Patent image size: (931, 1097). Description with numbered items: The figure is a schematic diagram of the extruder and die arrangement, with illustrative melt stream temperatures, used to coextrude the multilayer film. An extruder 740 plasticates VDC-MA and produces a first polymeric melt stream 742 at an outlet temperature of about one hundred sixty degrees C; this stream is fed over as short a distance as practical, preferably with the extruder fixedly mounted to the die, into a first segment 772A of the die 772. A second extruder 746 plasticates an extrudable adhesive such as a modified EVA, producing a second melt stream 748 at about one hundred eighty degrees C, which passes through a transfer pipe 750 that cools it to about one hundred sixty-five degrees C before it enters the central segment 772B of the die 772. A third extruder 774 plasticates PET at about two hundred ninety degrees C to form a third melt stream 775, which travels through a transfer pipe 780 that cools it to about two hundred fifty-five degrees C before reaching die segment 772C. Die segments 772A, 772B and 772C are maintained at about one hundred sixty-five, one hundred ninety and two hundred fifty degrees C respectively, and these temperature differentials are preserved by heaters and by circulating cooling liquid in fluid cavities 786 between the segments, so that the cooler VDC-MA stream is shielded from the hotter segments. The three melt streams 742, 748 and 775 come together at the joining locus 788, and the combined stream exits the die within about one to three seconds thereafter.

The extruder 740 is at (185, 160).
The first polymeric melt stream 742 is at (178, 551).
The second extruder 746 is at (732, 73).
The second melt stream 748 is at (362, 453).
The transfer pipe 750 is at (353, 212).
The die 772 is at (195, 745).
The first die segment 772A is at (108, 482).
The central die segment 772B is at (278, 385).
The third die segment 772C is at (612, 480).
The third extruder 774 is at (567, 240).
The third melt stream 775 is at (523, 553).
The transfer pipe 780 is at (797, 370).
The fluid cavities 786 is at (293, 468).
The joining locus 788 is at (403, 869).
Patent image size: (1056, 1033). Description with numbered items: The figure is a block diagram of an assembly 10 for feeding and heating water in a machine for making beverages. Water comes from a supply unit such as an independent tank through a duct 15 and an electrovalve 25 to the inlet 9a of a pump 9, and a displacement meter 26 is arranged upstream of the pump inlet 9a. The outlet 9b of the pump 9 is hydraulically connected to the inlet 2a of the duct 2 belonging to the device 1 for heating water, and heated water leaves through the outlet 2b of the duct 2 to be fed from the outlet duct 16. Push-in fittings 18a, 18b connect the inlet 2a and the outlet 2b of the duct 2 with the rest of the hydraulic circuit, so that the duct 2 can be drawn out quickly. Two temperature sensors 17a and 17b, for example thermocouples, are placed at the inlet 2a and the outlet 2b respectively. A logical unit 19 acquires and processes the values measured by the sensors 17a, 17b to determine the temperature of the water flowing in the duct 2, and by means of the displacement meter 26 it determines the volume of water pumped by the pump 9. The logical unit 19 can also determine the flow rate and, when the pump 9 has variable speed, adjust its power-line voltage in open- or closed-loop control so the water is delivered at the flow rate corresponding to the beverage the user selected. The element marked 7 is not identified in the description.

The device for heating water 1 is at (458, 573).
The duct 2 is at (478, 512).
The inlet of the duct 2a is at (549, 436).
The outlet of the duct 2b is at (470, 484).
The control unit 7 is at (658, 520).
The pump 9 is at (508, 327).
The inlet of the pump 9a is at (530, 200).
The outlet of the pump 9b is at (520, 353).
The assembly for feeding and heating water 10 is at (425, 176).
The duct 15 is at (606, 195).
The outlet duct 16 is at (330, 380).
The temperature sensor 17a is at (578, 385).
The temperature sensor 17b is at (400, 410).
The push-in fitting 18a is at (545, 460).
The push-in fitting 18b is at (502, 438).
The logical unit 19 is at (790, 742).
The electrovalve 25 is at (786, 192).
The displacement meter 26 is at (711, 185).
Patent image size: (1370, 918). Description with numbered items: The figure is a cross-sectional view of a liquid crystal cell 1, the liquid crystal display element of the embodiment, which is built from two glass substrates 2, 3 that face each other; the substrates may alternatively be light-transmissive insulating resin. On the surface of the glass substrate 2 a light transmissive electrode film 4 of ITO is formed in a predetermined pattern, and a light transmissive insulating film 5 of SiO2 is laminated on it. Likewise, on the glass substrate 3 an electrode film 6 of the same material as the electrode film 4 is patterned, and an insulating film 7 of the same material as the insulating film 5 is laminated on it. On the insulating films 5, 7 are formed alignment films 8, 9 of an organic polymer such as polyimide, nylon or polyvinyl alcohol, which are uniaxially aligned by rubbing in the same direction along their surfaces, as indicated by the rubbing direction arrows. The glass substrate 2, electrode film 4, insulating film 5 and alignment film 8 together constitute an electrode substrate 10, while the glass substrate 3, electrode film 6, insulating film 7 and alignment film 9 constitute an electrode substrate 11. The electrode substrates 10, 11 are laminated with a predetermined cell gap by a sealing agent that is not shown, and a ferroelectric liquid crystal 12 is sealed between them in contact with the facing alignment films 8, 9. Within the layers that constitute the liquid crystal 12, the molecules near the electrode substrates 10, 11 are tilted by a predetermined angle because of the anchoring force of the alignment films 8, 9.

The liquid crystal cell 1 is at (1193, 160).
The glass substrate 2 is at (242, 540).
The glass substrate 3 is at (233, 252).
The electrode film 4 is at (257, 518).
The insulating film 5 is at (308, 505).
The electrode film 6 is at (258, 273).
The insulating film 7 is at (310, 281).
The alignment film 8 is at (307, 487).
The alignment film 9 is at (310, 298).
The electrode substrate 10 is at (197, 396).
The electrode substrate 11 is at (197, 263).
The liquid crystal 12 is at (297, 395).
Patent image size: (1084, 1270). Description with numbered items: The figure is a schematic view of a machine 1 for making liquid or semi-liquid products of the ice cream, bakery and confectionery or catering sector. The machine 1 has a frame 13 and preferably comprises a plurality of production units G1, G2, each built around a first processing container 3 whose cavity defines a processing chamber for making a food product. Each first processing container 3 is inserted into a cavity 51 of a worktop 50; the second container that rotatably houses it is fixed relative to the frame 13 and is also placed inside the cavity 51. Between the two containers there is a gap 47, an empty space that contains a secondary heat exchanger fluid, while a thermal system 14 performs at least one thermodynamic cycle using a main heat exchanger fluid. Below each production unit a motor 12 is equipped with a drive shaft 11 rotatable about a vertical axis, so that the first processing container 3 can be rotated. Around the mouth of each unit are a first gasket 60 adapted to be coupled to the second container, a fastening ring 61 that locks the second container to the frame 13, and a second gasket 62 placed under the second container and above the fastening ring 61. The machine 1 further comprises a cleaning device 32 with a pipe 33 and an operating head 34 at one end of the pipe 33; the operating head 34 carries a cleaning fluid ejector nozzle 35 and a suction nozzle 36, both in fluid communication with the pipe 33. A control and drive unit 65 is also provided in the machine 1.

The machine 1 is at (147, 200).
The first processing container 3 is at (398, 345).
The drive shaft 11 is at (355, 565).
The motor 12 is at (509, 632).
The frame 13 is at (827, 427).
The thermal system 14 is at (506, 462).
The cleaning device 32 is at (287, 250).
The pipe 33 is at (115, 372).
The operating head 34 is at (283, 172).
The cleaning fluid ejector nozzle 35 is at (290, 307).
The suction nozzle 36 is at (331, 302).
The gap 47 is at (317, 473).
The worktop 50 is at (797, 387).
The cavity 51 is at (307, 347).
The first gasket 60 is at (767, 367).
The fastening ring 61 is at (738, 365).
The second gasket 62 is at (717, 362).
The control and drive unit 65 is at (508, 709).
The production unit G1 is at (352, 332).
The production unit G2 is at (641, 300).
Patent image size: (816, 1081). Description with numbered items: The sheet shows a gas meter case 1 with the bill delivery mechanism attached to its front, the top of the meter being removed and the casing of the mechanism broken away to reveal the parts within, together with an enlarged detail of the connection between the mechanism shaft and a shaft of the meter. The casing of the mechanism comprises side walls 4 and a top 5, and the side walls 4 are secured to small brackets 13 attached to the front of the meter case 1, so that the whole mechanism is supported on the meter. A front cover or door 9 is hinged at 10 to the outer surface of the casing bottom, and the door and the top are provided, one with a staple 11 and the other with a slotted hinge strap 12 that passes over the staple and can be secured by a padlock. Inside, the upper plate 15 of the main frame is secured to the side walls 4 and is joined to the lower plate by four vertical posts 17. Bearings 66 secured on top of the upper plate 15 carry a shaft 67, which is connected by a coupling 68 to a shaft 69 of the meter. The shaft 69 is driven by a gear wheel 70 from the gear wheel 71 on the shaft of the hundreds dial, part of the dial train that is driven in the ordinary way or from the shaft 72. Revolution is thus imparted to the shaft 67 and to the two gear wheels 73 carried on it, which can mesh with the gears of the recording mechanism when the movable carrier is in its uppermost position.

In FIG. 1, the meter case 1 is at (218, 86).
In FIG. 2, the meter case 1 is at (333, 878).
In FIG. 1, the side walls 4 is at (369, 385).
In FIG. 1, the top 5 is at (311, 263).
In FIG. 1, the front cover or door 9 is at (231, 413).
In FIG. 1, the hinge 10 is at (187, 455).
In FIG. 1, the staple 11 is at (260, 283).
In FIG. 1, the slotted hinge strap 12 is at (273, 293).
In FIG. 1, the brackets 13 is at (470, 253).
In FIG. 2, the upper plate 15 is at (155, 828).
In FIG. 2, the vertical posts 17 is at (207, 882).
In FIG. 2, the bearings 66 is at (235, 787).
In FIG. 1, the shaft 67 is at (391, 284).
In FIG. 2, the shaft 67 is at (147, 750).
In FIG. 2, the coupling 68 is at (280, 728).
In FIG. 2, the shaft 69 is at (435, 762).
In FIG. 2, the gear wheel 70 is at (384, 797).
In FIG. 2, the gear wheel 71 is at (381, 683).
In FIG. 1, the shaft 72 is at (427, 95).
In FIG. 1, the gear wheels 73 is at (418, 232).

════════

# Your goal
Reproduce the lines from the start of the material through the line containing "The joining locus 788 is at (403, 869).", substituting "schematic illustration" for "schematic diagram" and leaving everything else unchanged.

# Exercise output
Patent image size: (931, 1097). Description with numbered items: The figure is a schematic illustration of the extruder and die arrangement, with illustrative melt stream temperatures, used to coextrude the multilayer film. An extruder 740 plasticates VDC-MA and produces a first polymeric melt stream 742 at an outlet temperature of about one hundred sixty degrees C; this stream is fed over as short a distance as practical, preferably with the extruder fixedly mounted to the die, into a first segment 772A of the die 772. A second extruder 746 plasticates an extrudable adhesive such as a modified EVA, producing a second melt stream 748 at about one hundred eighty degrees C, which passes through a transfer pipe 750 that cools it to about one hundred sixty-five degrees C before it enters the central segment 772B of the die 772. A third extruder 774 plasticates PET at about two hundred ninety degrees C to form a third melt stream 775, which travels through a transfer pipe 780 that cools it to about two hundred fifty-five degrees C before reaching die segment 772C. Die segments 772A, 772B and 772C are maintained at about one hundred sixty-five, one hundred ninety and two hundred fifty degrees C respectively, and these temperature differentials are preserved by heaters and by circulating cooling liquid in fluid cavities 786 between the segments, so that the cooler VDC-MA stream is shielded from the hotter segments. The three melt streams 742, 748 and 775 come together at the joining locus 788, and the combined stream exits the die within about one to three seconds thereafter.

The extruder 740 is at (185, 160).
The first polymeric melt stream 742 is at (178, 551).
The second extruder 746 is at (732, 73).
The second melt stream 748 is at (362, 453).
The transfer pipe 750 is at (353, 212).
The die 772 is at (195, 745).
The first die segment 772A is at (108, 482).
The central die segment 772B is at (278, 385).
The third die segment 772C is at (612, 480).
The third extruder 774 is at (567, 240).
The third melt stream 775 is at (523, 553).
The transfer pipe 780 is at (797, 370).
The fluid cavities 786 is at (293, 468).
The joining locus 788 is at (403, 869).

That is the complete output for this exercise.